* What you should do: Wherever the word "xlabel" appears in a line, extract that line.

————

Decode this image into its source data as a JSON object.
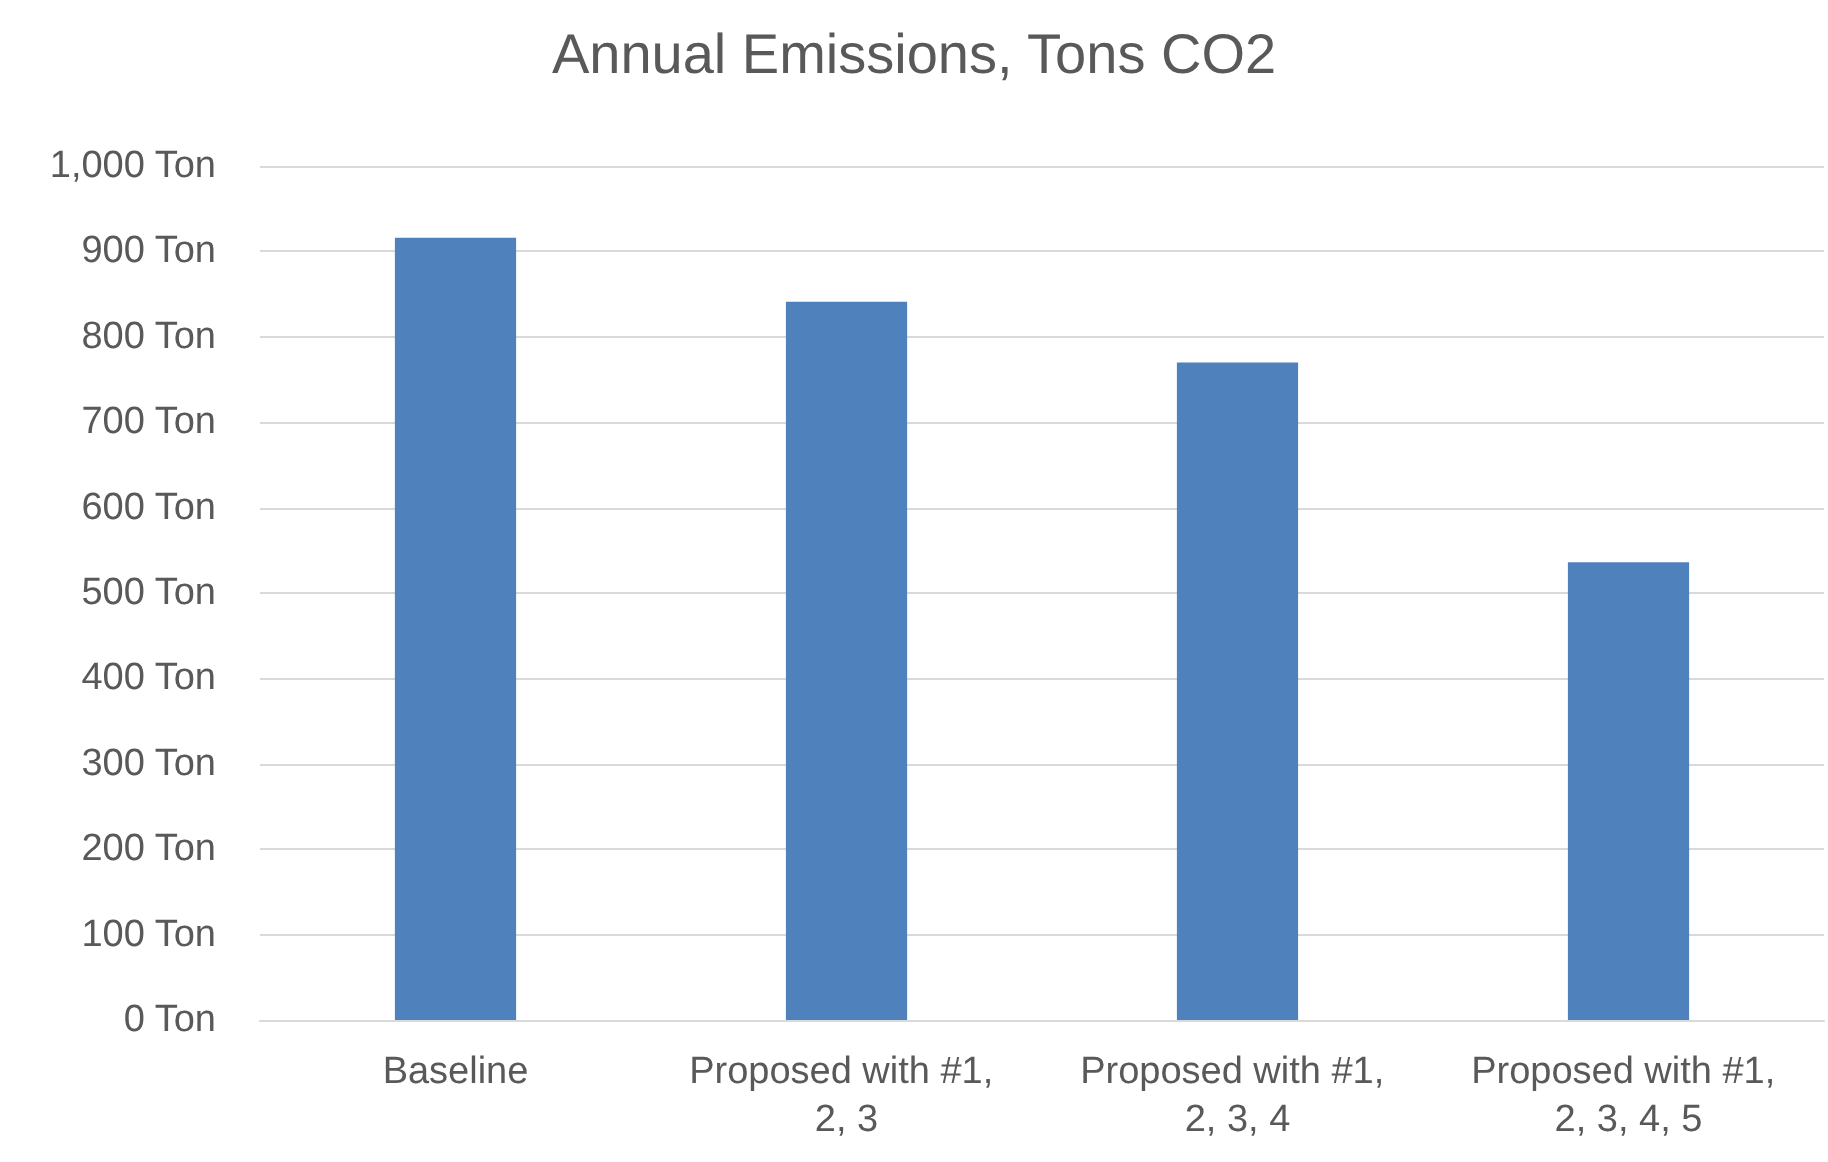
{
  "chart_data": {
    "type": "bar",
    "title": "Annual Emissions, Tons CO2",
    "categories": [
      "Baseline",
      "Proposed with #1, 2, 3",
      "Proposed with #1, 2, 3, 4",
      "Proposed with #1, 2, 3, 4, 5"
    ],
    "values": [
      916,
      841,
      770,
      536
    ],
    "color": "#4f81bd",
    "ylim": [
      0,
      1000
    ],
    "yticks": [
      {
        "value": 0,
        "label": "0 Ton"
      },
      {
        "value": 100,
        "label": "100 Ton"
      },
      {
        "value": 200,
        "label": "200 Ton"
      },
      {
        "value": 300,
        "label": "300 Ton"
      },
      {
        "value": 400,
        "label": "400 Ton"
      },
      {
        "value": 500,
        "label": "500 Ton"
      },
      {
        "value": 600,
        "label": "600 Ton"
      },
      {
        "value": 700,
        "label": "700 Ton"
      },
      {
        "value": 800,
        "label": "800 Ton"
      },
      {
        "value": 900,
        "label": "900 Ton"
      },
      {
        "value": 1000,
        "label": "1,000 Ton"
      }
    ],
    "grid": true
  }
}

————

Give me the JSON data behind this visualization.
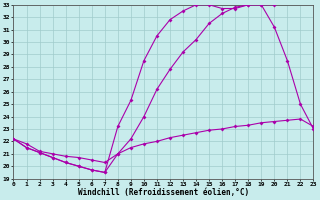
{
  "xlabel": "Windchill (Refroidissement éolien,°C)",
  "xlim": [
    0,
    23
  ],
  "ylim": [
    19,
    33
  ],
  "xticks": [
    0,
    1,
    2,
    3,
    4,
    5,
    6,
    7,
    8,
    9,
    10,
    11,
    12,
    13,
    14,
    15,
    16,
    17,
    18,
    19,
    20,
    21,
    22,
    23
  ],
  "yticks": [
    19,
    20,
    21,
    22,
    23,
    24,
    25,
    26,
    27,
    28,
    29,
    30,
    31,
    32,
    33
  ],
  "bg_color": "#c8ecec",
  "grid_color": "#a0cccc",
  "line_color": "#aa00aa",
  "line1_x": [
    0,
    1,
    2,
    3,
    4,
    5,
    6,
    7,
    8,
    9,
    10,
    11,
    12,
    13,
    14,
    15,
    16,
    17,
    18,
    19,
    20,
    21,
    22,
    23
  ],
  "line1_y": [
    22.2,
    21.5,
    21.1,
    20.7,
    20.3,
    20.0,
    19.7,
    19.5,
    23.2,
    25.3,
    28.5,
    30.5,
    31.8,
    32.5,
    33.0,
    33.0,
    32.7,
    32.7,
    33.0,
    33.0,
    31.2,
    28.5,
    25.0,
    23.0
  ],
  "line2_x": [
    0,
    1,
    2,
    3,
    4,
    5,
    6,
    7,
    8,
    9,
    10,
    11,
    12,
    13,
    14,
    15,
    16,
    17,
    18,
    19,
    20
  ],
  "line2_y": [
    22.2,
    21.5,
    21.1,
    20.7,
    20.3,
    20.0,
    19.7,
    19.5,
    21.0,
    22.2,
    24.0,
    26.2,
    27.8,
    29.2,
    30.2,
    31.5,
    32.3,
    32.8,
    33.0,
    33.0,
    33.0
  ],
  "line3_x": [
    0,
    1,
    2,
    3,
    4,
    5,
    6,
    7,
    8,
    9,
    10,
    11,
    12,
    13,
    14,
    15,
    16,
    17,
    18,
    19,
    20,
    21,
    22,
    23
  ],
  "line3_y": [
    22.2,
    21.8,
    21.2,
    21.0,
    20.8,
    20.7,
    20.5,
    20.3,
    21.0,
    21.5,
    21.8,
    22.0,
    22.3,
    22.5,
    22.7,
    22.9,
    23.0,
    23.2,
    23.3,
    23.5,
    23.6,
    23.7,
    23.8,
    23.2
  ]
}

————

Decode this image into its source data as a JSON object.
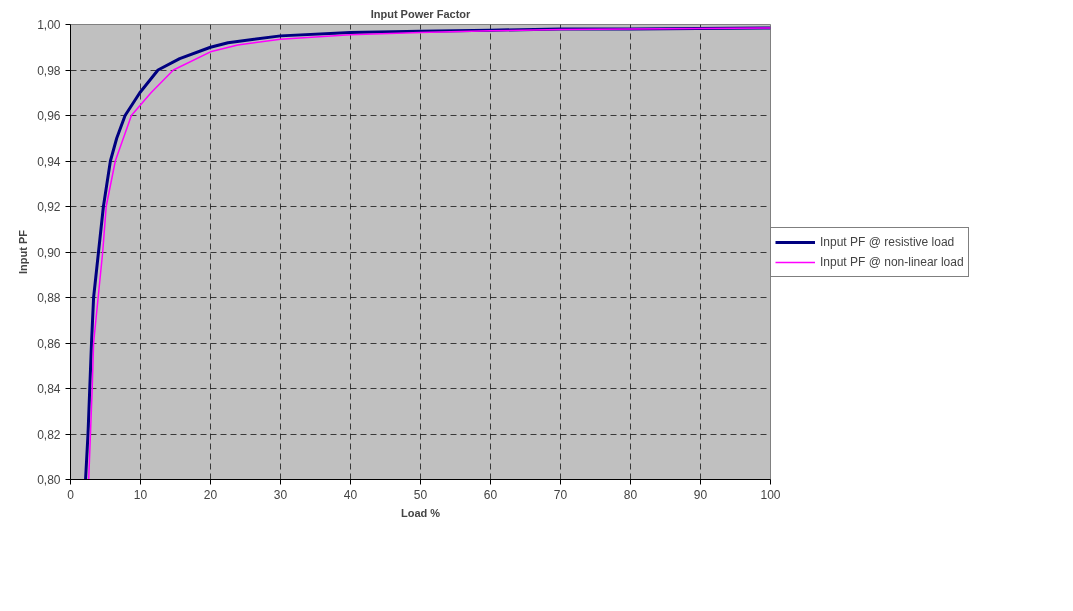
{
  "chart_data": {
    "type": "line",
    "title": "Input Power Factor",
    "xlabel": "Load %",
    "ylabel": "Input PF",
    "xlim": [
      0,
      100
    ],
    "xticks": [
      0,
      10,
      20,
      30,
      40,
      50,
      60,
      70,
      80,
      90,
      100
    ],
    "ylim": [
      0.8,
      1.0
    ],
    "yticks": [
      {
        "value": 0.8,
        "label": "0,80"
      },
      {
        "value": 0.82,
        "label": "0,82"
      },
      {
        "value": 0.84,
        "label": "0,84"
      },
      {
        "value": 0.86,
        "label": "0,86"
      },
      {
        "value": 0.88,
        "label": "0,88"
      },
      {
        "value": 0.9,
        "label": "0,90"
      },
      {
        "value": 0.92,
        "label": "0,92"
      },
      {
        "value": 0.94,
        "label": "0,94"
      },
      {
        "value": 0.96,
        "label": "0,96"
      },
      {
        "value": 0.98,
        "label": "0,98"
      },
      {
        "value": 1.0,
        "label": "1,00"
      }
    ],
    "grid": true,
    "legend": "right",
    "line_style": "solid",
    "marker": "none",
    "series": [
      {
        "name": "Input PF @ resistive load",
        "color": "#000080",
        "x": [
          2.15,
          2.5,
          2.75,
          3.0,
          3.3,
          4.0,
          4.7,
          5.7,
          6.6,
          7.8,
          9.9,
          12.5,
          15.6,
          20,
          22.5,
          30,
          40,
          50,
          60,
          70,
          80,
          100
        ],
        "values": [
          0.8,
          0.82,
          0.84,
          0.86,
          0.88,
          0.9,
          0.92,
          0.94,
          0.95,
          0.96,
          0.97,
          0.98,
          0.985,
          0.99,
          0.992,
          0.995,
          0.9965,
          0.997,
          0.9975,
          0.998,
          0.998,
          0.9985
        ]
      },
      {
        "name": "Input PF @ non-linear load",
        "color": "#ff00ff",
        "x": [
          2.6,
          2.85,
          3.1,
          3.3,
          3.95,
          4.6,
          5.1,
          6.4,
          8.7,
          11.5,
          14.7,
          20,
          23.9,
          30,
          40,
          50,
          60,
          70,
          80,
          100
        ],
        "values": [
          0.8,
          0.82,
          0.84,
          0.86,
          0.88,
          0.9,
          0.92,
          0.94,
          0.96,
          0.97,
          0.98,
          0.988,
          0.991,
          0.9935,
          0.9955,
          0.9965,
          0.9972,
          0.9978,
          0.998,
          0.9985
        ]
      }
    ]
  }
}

————

* Problem solution:
  "xlabel": "Windchill (Refroidissement éolien,°C)",
    "xlabel": "Load %",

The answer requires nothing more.